What you need to do
Print all entries word for word.

___ Recorded data

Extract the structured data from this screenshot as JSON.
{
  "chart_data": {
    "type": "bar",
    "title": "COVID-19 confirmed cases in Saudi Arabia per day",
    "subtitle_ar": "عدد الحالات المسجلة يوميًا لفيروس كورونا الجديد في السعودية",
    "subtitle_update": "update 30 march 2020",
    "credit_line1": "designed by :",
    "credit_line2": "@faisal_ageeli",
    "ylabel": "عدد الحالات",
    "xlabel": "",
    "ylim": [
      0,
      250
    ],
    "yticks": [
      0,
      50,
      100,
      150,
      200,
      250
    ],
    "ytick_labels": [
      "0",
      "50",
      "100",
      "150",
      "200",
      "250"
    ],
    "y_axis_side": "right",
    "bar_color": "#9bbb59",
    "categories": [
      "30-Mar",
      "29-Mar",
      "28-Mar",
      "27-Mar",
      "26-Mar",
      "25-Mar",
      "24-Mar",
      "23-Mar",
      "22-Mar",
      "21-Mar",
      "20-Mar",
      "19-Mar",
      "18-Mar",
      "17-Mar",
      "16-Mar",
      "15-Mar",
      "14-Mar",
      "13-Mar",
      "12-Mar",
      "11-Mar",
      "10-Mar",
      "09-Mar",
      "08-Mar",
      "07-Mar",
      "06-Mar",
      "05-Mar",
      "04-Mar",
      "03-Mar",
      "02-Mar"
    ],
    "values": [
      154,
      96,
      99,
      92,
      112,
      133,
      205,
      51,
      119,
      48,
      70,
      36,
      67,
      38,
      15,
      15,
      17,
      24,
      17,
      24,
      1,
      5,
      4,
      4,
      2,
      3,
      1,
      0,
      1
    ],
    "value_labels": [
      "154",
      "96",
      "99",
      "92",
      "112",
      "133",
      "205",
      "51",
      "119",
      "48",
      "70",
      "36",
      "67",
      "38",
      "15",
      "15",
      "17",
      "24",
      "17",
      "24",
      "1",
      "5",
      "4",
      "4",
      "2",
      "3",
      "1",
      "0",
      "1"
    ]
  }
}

______

Task response
Extract the structured data from this screenshot as JSON.
{
  "chart_data": {
    "type": "bar",
    "title": "COVID-19 confirmed cases in Saudi Arabia per day",
    "subtitle_ar": "عدد الحالات المسجلة يوميًا لفيروس كورونا الجديد في السعودية",
    "subtitle_update": "update 30 march 2020",
    "credit_line1": "designed by :",
    "credit_line2": "@faisal_ageeli",
    "ylabel": "عدد الحالات",
    "xlabel": "",
    "ylim": [
      0,
      250
    ],
    "yticks": [
      0,
      50,
      100,
      150,
      200,
      250
    ],
    "ytick_labels": [
      "0",
      "50",
      "100",
      "150",
      "200",
      "250"
    ],
    "y_axis_side": "right",
    "bar_color": "#9bbb59",
    "categories": [
      "30-Mar",
      "29-Mar",
      "28-Mar",
      "27-Mar",
      "26-Mar",
      "25-Mar",
      "24-Mar",
      "23-Mar",
      "22-Mar",
      "21-Mar",
      "20-Mar",
      "19-Mar",
      "18-Mar",
      "17-Mar",
      "16-Mar",
      "15-Mar",
      "14-Mar",
      "13-Mar",
      "12-Mar",
      "11-Mar",
      "10-Mar",
      "09-Mar",
      "08-Mar",
      "07-Mar",
      "06-Mar",
      "05-Mar",
      "04-Mar",
      "03-Mar",
      "02-Mar"
    ],
    "values": [
      154,
      96,
      99,
      92,
      112,
      133,
      205,
      51,
      119,
      48,
      70,
      36,
      67,
      38,
      15,
      15,
      17,
      24,
      17,
      24,
      1,
      5,
      4,
      4,
      2,
      3,
      1,
      0,
      1
    ],
    "value_labels": [
      "154",
      "96",
      "99",
      "92",
      "112",
      "133",
      "205",
      "51",
      "119",
      "48",
      "70",
      "36",
      "67",
      "38",
      "15",
      "15",
      "17",
      "24",
      "17",
      "24",
      "1",
      "5",
      "4",
      "4",
      "2",
      "3",
      "1",
      "0",
      "1"
    ]
  }
}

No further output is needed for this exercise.